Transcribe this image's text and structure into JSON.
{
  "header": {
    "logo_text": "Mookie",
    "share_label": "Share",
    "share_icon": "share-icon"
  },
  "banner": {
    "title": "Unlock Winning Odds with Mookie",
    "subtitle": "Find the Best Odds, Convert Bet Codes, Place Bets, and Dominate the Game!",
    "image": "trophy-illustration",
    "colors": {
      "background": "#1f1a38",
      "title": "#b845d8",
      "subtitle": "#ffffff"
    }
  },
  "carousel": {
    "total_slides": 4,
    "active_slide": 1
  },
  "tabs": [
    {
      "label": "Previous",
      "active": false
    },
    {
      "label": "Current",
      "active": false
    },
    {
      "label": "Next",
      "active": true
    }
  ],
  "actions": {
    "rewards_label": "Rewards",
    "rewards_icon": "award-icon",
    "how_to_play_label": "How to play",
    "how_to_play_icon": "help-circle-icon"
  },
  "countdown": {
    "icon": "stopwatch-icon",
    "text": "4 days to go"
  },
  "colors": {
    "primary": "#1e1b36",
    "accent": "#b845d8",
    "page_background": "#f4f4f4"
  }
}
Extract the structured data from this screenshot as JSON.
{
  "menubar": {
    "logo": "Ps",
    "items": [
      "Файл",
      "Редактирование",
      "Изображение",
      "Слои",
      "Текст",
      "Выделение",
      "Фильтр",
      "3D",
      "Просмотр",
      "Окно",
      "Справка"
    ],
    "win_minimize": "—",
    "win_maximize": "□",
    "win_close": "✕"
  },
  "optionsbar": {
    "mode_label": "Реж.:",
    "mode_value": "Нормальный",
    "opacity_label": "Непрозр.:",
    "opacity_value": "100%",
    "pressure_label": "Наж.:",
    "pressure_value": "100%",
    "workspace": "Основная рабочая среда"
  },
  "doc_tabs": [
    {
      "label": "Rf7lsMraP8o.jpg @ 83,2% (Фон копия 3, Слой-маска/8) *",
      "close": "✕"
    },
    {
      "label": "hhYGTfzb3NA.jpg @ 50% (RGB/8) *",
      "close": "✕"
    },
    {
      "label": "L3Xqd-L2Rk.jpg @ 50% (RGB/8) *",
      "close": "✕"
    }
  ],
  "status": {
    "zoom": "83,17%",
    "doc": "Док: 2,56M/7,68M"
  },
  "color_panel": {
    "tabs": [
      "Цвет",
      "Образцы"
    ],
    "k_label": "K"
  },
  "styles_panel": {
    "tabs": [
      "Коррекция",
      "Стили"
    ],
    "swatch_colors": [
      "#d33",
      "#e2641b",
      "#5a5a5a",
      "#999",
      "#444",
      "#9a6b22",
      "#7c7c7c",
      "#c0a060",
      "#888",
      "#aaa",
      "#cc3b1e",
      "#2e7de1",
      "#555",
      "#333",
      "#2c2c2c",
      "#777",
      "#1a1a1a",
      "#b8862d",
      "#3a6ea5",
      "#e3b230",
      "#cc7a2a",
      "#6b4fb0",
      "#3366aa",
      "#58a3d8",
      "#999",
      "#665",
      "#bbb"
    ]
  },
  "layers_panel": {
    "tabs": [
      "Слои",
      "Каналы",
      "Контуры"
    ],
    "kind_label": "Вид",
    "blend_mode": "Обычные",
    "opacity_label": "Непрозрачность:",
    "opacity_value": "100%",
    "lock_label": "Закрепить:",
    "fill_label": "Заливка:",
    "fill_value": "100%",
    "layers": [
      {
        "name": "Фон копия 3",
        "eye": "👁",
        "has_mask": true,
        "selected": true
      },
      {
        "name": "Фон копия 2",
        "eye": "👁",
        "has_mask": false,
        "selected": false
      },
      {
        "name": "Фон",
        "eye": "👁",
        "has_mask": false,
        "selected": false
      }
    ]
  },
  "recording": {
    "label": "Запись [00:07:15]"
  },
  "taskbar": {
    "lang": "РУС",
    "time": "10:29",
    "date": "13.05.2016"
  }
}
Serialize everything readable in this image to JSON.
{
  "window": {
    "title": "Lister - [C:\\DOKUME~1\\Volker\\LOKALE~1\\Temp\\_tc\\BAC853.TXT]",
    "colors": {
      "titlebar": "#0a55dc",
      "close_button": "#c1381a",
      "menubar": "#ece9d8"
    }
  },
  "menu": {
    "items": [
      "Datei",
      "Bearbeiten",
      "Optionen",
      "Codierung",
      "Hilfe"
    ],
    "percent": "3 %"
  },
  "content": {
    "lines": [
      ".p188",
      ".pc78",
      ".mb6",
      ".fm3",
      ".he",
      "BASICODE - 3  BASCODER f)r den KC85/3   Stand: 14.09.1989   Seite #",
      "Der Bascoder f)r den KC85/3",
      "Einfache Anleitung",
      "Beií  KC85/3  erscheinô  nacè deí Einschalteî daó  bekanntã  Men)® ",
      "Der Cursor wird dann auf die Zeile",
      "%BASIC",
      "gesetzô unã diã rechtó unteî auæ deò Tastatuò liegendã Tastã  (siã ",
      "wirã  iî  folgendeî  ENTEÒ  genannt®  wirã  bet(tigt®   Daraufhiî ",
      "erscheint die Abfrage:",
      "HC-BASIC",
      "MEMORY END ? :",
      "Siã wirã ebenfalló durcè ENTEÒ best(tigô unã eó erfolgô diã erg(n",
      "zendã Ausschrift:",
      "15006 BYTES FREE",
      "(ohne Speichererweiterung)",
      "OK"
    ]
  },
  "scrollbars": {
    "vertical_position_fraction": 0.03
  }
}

** WHAT YOU HAVE TO DO **
Above are the records; copy all of them exactly.

** COMPLETED EXERCISE **
Transcribe this image's text and structure into JSON.
{
  "header": {
    "logo_text": "Mookie",
    "share_label": "Share",
    "share_icon": "share-icon"
  },
  "banner": {
    "title": "Unlock Winning Odds with Mookie",
    "subtitle": "Find the Best Odds, Convert Bet Codes, Place Bets, and Dominate the Game!",
    "image": "trophy-illustration",
    "colors": {
      "background": "#1f1a38",
      "title": "#b845d8",
      "subtitle": "#ffffff"
    }
  },
  "carousel": {
    "total_slides": 4,
    "active_slide": 1
  },
  "tabs": [
    {
      "label": "Previous",
      "active": false
    },
    {
      "label": "Current",
      "active": false
    },
    {
      "label": "Next",
      "active": true
    }
  ],
  "actions": {
    "rewards_label": "Rewards",
    "rewards_icon": "award-icon",
    "how_to_play_label": "How to play",
    "how_to_play_icon": "help-circle-icon"
  },
  "countdown": {
    "icon": "stopwatch-icon",
    "text": "4 days to go"
  },
  "colors": {
    "primary": "#1e1b36",
    "accent": "#b845d8",
    "page_background": "#f4f4f4"
  }
}
Extract the structured data from this screenshot as JSON.
{
  "menubar": {
    "logo": "Ps",
    "items": [
      "Файл",
      "Редактирование",
      "Изображение",
      "Слои",
      "Текст",
      "Выделение",
      "Фильтр",
      "3D",
      "Просмотр",
      "Окно",
      "Справка"
    ],
    "win_minimize": "—",
    "win_maximize": "□",
    "win_close": "✕"
  },
  "optionsbar": {
    "mode_label": "Реж.:",
    "mode_value": "Нормальный",
    "opacity_label": "Непрозр.:",
    "opacity_value": "100%",
    "pressure_label": "Наж.:",
    "pressure_value": "100%",
    "workspace": "Основная рабочая среда"
  },
  "doc_tabs": [
    {
      "label": "Rf7lsMraP8o.jpg @ 83,2% (Фон копия 3, Слой-маска/8) *",
      "close": "✕"
    },
    {
      "label": "hhYGTfzb3NA.jpg @ 50% (RGB/8) *",
      "close": "✕"
    },
    {
      "label": "L3Xqd-L2Rk.jpg @ 50% (RGB/8) *",
      "close": "✕"
    }
  ],
  "status": {
    "zoom": "83,17%",
    "doc": "Док: 2,56M/7,68M"
  },
  "color_panel": {
    "tabs": [
      "Цвет",
      "Образцы"
    ],
    "k_label": "K"
  },
  "styles_panel": {
    "tabs": [
      "Коррекция",
      "Стили"
    ],
    "swatch_colors": [
      "#d33",
      "#e2641b",
      "#5a5a5a",
      "#999",
      "#444",
      "#9a6b22",
      "#7c7c7c",
      "#c0a060",
      "#888",
      "#aaa",
      "#cc3b1e",
      "#2e7de1",
      "#555",
      "#333",
      "#2c2c2c",
      "#777",
      "#1a1a1a",
      "#b8862d",
      "#3a6ea5",
      "#e3b230",
      "#cc7a2a",
      "#6b4fb0",
      "#3366aa",
      "#58a3d8",
      "#999",
      "#665",
      "#bbb"
    ]
  },
  "layers_panel": {
    "tabs": [
      "Слои",
      "Каналы",
      "Контуры"
    ],
    "kind_label": "Вид",
    "blend_mode": "Обычные",
    "opacity_label": "Непрозрачность:",
    "opacity_value": "100%",
    "lock_label": "Закрепить:",
    "fill_label": "Заливка:",
    "fill_value": "100%",
    "layers": [
      {
        "name": "Фон копия 3",
        "eye": "👁",
        "has_mask": true,
        "selected": true
      },
      {
        "name": "Фон копия 2",
        "eye": "👁",
        "has_mask": false,
        "selected": false
      },
      {
        "name": "Фон",
        "eye": "👁",
        "has_mask": false,
        "selected": false
      }
    ]
  },
  "recording": {
    "label": "Запись [00:07:15]"
  },
  "taskbar": {
    "lang": "РУС",
    "time": "10:29",
    "date": "13.05.2016"
  }
}
Serialize everything readable in this image to JSON.
{
  "window": {
    "title": "Lister - [C:\\DOKUME~1\\Volker\\LOKALE~1\\Temp\\_tc\\BAC853.TXT]",
    "colors": {
      "titlebar": "#0a55dc",
      "close_button": "#c1381a",
      "menubar": "#ece9d8"
    }
  },
  "menu": {
    "items": [
      "Datei",
      "Bearbeiten",
      "Optionen",
      "Codierung",
      "Hilfe"
    ],
    "percent": "3 %"
  },
  "content": {
    "lines": [
      ".p188",
      ".pc78",
      ".mb6",
      ".fm3",
      ".he",
      "BASICODE - 3  BASCODER f)r den KC85/3   Stand: 14.09.1989   Seite #",
      "Der Bascoder f)r den KC85/3",
      "Einfache Anleitung",
      "Beií  KC85/3  erscheinô  nacè deí Einschalteî daó  bekanntã  Men)® ",
      "Der Cursor wird dann auf die Zeile",
      "%BASIC",
      "gesetzô unã diã rechtó unteî auæ deò Tastatuò liegendã Tastã  (siã ",
      "wirã  iî  folgendeî  ENTEÒ  genannt®  wirã  bet(tigt®   Daraufhiî ",
      "erscheint die Abfrage:",
      "HC-BASIC",
      "MEMORY END ? :",
      "Siã wirã ebenfalló durcè ENTEÒ best(tigô unã eó erfolgô diã erg(n",
      "zendã Ausschrift:",
      "15006 BYTES FREE",
      "(ohne Speichererweiterung)",
      "OK"
    ]
  },
  "scrollbars": {
    "vertical_position_fraction": 0.03
  }
}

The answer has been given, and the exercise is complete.